Stated goal: Exactly repeat the material, dropping only the pictures.

Data extract:

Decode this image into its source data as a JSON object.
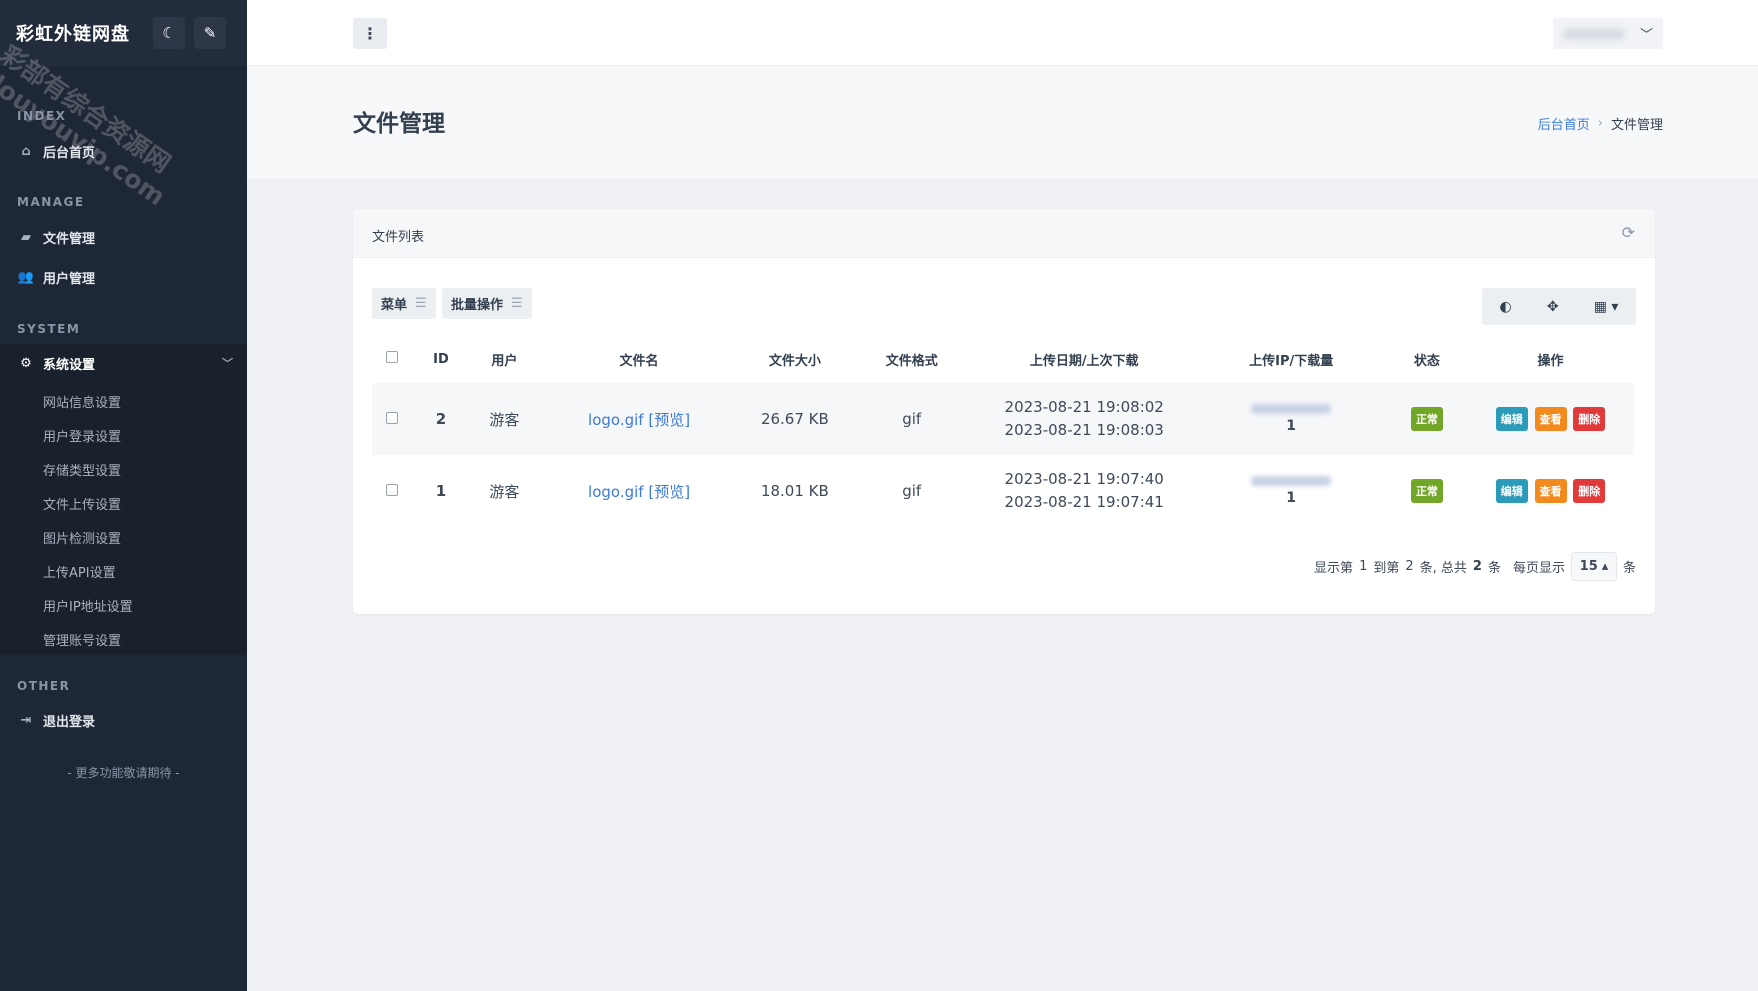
{
  "sidebar": {
    "brand": "彩虹外链网盘",
    "moon_icon": "moon-icon",
    "brush_icon": "brush-icon",
    "watermark": [
      "彩部有综合资源网",
      "douyouvip.com"
    ],
    "sections": {
      "index": "INDEX",
      "manage": "MANAGE",
      "system": "SYSTEM",
      "other": "OTHER"
    },
    "items": {
      "home": "后台首页",
      "files": "文件管理",
      "users": "用户管理",
      "settings": "系统设置",
      "logout": "退出登录"
    },
    "sub_items": [
      "网站信息设置",
      "用户登录设置",
      "存储类型设置",
      "文件上传设置",
      "图片检测设置",
      "上传API设置",
      "用户IP地址设置",
      "管理账号设置"
    ],
    "footer_note": "- 更多功能敬请期待 -"
  },
  "header": {
    "menu_icon": "more-vertical-icon"
  },
  "page": {
    "title": "文件管理",
    "breadcrumb": {
      "home": "后台首页",
      "current": "文件管理"
    }
  },
  "card": {
    "title": "文件列表",
    "toolbar": {
      "menu": "菜单",
      "batch": "批量操作"
    },
    "columns": [
      "ID",
      "用户",
      "文件名",
      "文件大小",
      "文件格式",
      "上传日期/上次下载",
      "上传IP/下载量",
      "状态",
      "操作"
    ],
    "rows": [
      {
        "id": "2",
        "user": "游客",
        "filename": "logo.gif",
        "preview": "[预览]",
        "size": "26.67 KB",
        "format": "gif",
        "upload_date": "2023-08-21 19:08:02",
        "last_download": "2023-08-21 19:08:03",
        "downloads": "1",
        "status": "正常"
      },
      {
        "id": "1",
        "user": "游客",
        "filename": "logo.gif",
        "preview": "[预览]",
        "size": "18.01 KB",
        "format": "gif",
        "upload_date": "2023-08-21 19:07:40",
        "last_download": "2023-08-21 19:07:41",
        "downloads": "1",
        "status": "正常"
      }
    ],
    "actions": {
      "edit": "编辑",
      "view": "查看",
      "delete": "删除"
    },
    "pagination": {
      "prefix": "显示第",
      "from": "1",
      "mid": "到第",
      "to": "2",
      "unit1": "条, 总共",
      "total": "2",
      "unit2": "条",
      "per_page_label": "每页显示",
      "per_page": "15",
      "suffix": "条"
    }
  },
  "colors": {
    "sidebar": "#1e2735",
    "link": "#3d7bd6",
    "green": "#72a628",
    "blue": "#2c9bb9",
    "orange": "#f28a20",
    "red": "#e03a3a"
  }
}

Solution for this problem:
Decode this image into its source data as a JSON object.
{
  "sidebar": {
    "brand": "彩虹外链网盘",
    "moon_icon": "moon-icon",
    "brush_icon": "brush-icon",
    "watermark": [
      "彩部有综合资源网",
      "douyouvip.com"
    ],
    "sections": {
      "index": "INDEX",
      "manage": "MANAGE",
      "system": "SYSTEM",
      "other": "OTHER"
    },
    "items": {
      "home": "后台首页",
      "files": "文件管理",
      "users": "用户管理",
      "settings": "系统设置",
      "logout": "退出登录"
    },
    "sub_items": [
      "网站信息设置",
      "用户登录设置",
      "存储类型设置",
      "文件上传设置",
      "图片检测设置",
      "上传API设置",
      "用户IP地址设置",
      "管理账号设置"
    ],
    "footer_note": "- 更多功能敬请期待 -"
  },
  "header": {
    "menu_icon": "more-vertical-icon"
  },
  "page": {
    "title": "文件管理",
    "breadcrumb": {
      "home": "后台首页",
      "current": "文件管理"
    }
  },
  "card": {
    "title": "文件列表",
    "toolbar": {
      "menu": "菜单",
      "batch": "批量操作"
    },
    "columns": [
      "ID",
      "用户",
      "文件名",
      "文件大小",
      "文件格式",
      "上传日期/上次下载",
      "上传IP/下载量",
      "状态",
      "操作"
    ],
    "rows": [
      {
        "id": "2",
        "user": "游客",
        "filename": "logo.gif",
        "preview": "[预览]",
        "size": "26.67 KB",
        "format": "gif",
        "upload_date": "2023-08-21 19:08:02",
        "last_download": "2023-08-21 19:08:03",
        "downloads": "1",
        "status": "正常"
      },
      {
        "id": "1",
        "user": "游客",
        "filename": "logo.gif",
        "preview": "[预览]",
        "size": "18.01 KB",
        "format": "gif",
        "upload_date": "2023-08-21 19:07:40",
        "last_download": "2023-08-21 19:07:41",
        "downloads": "1",
        "status": "正常"
      }
    ],
    "actions": {
      "edit": "编辑",
      "view": "查看",
      "delete": "删除"
    },
    "pagination": {
      "prefix": "显示第",
      "from": "1",
      "mid": "到第",
      "to": "2",
      "unit1": "条, 总共",
      "total": "2",
      "unit2": "条",
      "per_page_label": "每页显示",
      "per_page": "15",
      "suffix": "条"
    }
  },
  "colors": {
    "sidebar": "#1e2735",
    "link": "#3d7bd6",
    "green": "#72a628",
    "blue": "#2c9bb9",
    "orange": "#f28a20",
    "red": "#e03a3a"
  }
}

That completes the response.